> PROVIDED TEXT

The rush towards sustainable alternatives to fossil fuels, including electric cars and renewable energy, was creating what Achiume described as “green sacrifice zones” where already marginalized groups were exposed to environmental harms from the extraction of the very minerals needed for green tech.
The transition to electric cars, for example, implied a one-to-one substitution of vehicles “without accounting for the environmental impact of electric vehicles, and where the minerals and all of the materials that are required to produce electric vehicles are coming from,” she told The Guardian.
“Indigenous communities and racially marginalized communities are being displaced by innovations that are supposed to be leading us towards clean energy,” she added. “And there you see how a green transition, unless it explicitly centres racial justice, can come at the expense of and reproduce these sorts of racial injustices.”
These problems were being caused by an approach that thinks the solution to the environmental crisis could simply be “a more concerted application of the global capitalist framework,” Achiume said. This meant that the very companies that built their wealth from the destruction of the environment and from racial injustices were now being relied on to try to reverse the damage.
“We’re basically again trying to profit our way out of a crisis that is defined by an approach that thinks that profiting out of crisis is sustainable,” she said.
After Achiume’s final report was filed to the UN General Assembly in October, delegates at the COP27 climate change summit in Egypt agreed to a loss and damage fund to help underdeveloped countries adapt to climate-related disasters. These provisions were a positive step, and even “a way of forcing some engagement with reparations,” Achiume said.
“I see it as a wedge, you know, a way in the door and a way to create space, for accountability for the historic injustice that brings us to this moment of the climate crisis.”
But, she added: “I worry that the way that that loss and damage fund will be set up will actually be done to [undermine] what is actually required and what is being demanded by the countries that are pushing for a loss and damage framework.
“So the danger here is that we’ll see what we’ve seen in the past, a gain is made and then that gain becomes a site for a doubling down on the mechanisms that actually keep us trapped in the problem, rather than moving us forward.”
Such groups are already suffering the brunt of climate breakdown and environmental harms, she said. Now they have been left the passive recipients of whatever solutions have been decided on by leaders from the Global North.
“In consultations with Indigenous groups, and also with racially and ethnically marginalized groups, they talk about how they are takers rather than makers of the environmental and climate policies that affect their day-to-day,” Achiume said.

> GIVEN EXERCISE A
In the passage on the green transition, why does Achiume say the shift to electric cars falls short? Answer in one to three sentences.
> GIVEN EXERCISE B
Duplicate the passage on the green transition word for word, starting at "After Achiume’s final" and ending at "and damage framework.".

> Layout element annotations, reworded
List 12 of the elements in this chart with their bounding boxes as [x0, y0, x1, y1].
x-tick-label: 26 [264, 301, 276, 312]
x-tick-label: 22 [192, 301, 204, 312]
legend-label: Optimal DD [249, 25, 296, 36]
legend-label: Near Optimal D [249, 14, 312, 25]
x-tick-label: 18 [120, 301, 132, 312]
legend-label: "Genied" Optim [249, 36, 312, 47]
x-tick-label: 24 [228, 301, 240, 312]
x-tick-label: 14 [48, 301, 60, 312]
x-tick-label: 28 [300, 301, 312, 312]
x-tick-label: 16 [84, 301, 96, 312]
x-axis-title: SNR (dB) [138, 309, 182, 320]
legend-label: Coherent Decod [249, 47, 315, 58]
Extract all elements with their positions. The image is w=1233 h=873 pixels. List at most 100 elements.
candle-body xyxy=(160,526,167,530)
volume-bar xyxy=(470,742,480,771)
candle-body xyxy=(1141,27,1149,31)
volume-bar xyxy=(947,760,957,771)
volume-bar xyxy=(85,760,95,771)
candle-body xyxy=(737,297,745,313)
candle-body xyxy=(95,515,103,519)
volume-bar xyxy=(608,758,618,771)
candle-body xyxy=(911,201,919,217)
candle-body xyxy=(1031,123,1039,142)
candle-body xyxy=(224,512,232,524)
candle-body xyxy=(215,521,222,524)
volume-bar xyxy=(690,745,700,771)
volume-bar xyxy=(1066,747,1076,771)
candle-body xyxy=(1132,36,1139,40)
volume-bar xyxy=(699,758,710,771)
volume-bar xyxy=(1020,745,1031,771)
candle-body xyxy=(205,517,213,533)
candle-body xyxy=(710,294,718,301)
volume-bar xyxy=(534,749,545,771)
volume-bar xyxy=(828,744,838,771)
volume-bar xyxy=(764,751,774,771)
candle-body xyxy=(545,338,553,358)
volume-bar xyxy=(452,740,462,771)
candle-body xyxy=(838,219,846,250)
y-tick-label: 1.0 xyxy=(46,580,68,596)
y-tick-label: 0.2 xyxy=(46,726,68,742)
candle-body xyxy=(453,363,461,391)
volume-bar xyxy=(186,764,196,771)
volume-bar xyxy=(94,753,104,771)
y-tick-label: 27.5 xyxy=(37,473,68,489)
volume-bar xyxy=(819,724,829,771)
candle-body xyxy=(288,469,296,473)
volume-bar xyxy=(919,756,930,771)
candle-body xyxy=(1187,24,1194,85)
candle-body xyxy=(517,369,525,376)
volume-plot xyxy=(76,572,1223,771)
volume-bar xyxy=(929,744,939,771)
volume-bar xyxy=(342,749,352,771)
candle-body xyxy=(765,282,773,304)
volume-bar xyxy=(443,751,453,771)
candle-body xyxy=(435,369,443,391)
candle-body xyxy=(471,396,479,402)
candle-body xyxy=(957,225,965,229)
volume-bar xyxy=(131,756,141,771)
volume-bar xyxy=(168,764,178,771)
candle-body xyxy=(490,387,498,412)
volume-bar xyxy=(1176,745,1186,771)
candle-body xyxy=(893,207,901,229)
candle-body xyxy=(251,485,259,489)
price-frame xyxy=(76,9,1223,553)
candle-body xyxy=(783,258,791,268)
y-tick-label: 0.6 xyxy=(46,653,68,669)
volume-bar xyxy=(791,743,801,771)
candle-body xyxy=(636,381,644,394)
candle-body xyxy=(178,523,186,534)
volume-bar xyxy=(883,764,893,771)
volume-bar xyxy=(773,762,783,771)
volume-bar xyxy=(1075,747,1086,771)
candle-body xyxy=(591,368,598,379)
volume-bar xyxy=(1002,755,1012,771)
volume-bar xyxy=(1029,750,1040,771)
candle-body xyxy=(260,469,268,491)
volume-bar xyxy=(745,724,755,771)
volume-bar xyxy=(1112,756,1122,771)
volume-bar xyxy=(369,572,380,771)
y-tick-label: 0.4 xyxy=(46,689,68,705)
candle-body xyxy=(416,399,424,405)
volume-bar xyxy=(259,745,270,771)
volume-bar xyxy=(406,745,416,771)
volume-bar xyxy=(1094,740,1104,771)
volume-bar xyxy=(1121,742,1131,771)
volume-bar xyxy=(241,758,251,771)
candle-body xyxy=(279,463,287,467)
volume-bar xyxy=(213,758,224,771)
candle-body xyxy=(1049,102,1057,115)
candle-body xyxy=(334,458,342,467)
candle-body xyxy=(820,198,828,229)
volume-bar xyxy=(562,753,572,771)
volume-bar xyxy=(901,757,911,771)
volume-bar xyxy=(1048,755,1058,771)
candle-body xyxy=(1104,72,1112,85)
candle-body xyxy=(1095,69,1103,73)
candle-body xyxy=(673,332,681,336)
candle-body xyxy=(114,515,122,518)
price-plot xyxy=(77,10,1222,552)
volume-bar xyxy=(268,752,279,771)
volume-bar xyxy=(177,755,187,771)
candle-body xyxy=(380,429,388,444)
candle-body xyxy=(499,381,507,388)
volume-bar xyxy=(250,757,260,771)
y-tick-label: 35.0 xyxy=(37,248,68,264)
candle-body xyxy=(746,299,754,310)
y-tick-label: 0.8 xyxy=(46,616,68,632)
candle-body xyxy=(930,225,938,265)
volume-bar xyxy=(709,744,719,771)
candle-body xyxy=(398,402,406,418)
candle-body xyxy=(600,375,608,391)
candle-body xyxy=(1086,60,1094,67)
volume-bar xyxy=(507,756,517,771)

> CORRECT OUTPUT A
She says it treats the change as a one-to-one swap of vehicles. It does not account for the environmental impact of electric vehicles or for where the minerals and other materials needed to build them come from.

> CORRECT OUTPUT B
After Achiume’s final report was filed to the UN General Assembly in October, delegates at the COP27 climate change summit in Egypt agreed to a loss and damage fund to help underdeveloped countries adapt to climate-related disasters. These provisions were a positive step, and even “a way of forcing some engagement with reparations,” Achiume said.
“I see it as a wedge, you know, a way in the door and a way to create space, for accountability for the historic injustice that brings us to this moment of the climate crisis.”
But, she added: “I worry that the way that that loss and damage fund will be set up will actually be done to [undermine] what is actually required and what is being demanded by the countries that are pushing for a loss and damage framework.